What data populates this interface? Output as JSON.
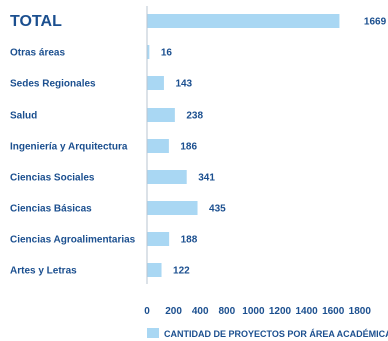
{
  "chart_data": {
    "type": "bar",
    "orientation": "horizontal",
    "categories": [
      "TOTAL",
      "Otras áreas",
      "Sedes Regionales",
      "Salud",
      "Ingeniería y Arquitectura",
      "Ciencias Sociales",
      "Ciencias Básicas",
      "Ciencias Agroalimentarias",
      "Artes y Letras"
    ],
    "values": [
      1669,
      16,
      143,
      238,
      186,
      341,
      435,
      188,
      122
    ],
    "x_ticks": [
      0,
      200,
      400,
      800,
      1000,
      1200,
      1400,
      1600,
      1800
    ],
    "xlim": [
      0,
      1800
    ],
    "series": [
      {
        "name": "CANTIDAD DE PROYECTOS POR ÁREA ACADÉMICA"
      }
    ],
    "grid": false,
    "legend_position": "bottom",
    "colors": {
      "bar": "#a9d7f3",
      "text": "#1b4f8f"
    }
  }
}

▶ **Written instruction**
Repeat the material above in full and unchanged, minus its images.

▶ **Written solution**
What data populates this interface? Output as JSON.
{
  "chart_data": {
    "type": "bar",
    "orientation": "horizontal",
    "categories": [
      "TOTAL",
      "Otras áreas",
      "Sedes Regionales",
      "Salud",
      "Ingeniería y Arquitectura",
      "Ciencias Sociales",
      "Ciencias Básicas",
      "Ciencias Agroalimentarias",
      "Artes y Letras"
    ],
    "values": [
      1669,
      16,
      143,
      238,
      186,
      341,
      435,
      188,
      122
    ],
    "x_ticks": [
      0,
      200,
      400,
      800,
      1000,
      1200,
      1400,
      1600,
      1800
    ],
    "xlim": [
      0,
      1800
    ],
    "series": [
      {
        "name": "CANTIDAD DE PROYECTOS POR ÁREA ACADÉMICA"
      }
    ],
    "grid": false,
    "legend_position": "bottom",
    "colors": {
      "bar": "#a9d7f3",
      "text": "#1b4f8f"
    }
  }
}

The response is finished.